Exercise materials:
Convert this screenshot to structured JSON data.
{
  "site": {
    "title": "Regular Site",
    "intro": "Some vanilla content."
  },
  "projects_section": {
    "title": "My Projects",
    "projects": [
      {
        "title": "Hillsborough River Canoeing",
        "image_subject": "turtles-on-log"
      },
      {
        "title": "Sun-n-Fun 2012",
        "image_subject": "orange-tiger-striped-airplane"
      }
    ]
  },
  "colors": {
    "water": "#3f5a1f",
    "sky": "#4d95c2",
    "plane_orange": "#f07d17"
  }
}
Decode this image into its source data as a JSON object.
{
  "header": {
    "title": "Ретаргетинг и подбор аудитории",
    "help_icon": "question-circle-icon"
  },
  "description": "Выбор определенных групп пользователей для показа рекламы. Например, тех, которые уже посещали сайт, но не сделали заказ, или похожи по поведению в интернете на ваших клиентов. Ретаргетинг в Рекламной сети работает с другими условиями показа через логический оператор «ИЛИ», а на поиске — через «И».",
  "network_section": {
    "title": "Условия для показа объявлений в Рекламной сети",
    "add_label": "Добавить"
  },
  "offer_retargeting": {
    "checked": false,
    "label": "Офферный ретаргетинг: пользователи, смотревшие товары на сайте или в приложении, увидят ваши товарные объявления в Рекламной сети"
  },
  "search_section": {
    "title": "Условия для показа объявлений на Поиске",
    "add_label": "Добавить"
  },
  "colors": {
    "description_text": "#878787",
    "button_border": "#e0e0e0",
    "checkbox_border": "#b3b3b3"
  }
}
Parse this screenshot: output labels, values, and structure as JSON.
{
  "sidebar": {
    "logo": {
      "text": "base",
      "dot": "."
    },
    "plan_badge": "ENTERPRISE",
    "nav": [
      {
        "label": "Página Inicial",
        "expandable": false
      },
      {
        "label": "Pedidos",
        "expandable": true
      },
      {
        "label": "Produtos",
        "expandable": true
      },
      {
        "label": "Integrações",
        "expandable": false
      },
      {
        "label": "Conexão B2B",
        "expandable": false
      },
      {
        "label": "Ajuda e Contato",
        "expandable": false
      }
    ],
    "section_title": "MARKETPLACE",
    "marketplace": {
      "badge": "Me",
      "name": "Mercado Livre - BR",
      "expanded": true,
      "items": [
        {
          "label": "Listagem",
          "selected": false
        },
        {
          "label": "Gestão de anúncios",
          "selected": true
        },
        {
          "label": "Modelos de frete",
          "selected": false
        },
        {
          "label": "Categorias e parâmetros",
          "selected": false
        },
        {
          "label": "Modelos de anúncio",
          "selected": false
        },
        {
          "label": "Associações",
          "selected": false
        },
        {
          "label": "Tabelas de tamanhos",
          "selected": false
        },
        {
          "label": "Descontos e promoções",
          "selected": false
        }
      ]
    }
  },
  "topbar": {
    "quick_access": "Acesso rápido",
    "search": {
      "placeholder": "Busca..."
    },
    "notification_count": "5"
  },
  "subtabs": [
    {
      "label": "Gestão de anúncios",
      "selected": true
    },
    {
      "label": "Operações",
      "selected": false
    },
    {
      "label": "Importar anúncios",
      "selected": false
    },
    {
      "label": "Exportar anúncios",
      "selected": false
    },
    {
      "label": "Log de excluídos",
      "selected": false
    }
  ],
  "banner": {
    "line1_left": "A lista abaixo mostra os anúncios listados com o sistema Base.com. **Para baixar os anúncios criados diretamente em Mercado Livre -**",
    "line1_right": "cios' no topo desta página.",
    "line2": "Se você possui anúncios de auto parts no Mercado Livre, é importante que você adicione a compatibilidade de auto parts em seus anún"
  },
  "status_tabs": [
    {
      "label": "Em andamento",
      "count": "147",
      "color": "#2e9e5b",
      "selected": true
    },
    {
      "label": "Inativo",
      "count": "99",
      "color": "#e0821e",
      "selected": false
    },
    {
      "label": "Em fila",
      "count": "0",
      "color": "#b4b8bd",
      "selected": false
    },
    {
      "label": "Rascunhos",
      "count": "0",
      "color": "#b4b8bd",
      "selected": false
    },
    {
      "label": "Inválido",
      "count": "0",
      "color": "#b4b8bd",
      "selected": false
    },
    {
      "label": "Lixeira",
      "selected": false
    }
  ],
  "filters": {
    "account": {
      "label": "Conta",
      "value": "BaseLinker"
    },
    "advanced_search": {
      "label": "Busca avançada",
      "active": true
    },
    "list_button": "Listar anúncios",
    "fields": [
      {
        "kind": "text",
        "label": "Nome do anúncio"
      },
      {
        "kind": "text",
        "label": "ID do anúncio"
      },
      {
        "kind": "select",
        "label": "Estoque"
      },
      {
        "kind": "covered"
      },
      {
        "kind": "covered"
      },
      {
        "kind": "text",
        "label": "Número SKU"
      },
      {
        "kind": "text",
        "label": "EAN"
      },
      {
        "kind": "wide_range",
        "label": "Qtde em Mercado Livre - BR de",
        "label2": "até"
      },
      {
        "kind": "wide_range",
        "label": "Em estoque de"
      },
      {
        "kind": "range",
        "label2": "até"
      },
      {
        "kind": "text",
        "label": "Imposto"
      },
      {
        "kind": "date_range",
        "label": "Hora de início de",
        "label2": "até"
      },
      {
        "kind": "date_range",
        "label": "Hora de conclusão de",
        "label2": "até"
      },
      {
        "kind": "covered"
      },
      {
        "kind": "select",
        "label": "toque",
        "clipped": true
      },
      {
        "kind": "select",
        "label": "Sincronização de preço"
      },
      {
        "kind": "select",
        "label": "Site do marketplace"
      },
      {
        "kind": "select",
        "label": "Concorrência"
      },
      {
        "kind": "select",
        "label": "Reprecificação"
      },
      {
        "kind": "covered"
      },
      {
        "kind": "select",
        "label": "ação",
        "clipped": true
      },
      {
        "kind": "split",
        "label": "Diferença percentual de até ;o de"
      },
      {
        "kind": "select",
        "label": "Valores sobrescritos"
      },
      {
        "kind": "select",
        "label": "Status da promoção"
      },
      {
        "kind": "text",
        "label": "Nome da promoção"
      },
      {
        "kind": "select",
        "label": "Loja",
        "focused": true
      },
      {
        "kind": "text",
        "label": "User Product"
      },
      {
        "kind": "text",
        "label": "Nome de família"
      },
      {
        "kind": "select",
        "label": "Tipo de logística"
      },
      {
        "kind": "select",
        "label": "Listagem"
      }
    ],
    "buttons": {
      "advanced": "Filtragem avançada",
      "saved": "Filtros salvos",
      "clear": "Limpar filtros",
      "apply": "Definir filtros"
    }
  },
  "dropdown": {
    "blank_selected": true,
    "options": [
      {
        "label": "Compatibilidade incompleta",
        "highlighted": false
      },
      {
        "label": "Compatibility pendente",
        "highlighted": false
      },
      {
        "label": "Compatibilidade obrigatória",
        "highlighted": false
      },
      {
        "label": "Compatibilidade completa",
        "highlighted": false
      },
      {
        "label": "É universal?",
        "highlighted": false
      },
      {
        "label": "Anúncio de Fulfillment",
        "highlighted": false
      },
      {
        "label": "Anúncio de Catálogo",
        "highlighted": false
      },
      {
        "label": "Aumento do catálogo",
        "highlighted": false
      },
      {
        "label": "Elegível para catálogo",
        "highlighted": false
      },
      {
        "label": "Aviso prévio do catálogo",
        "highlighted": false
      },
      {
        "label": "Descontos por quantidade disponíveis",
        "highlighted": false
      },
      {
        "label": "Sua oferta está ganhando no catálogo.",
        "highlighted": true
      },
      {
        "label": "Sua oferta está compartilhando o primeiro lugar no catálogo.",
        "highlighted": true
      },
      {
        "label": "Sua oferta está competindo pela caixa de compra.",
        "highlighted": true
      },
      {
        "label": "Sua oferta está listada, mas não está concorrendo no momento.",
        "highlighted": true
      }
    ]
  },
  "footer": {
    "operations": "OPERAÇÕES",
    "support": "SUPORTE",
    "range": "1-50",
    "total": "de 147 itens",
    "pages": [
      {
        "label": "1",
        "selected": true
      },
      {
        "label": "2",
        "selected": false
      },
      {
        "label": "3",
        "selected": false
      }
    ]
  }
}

Objective: Tally the lines of the listing in which the word "oferta" occurs, and state the total alone.

Complete output: 4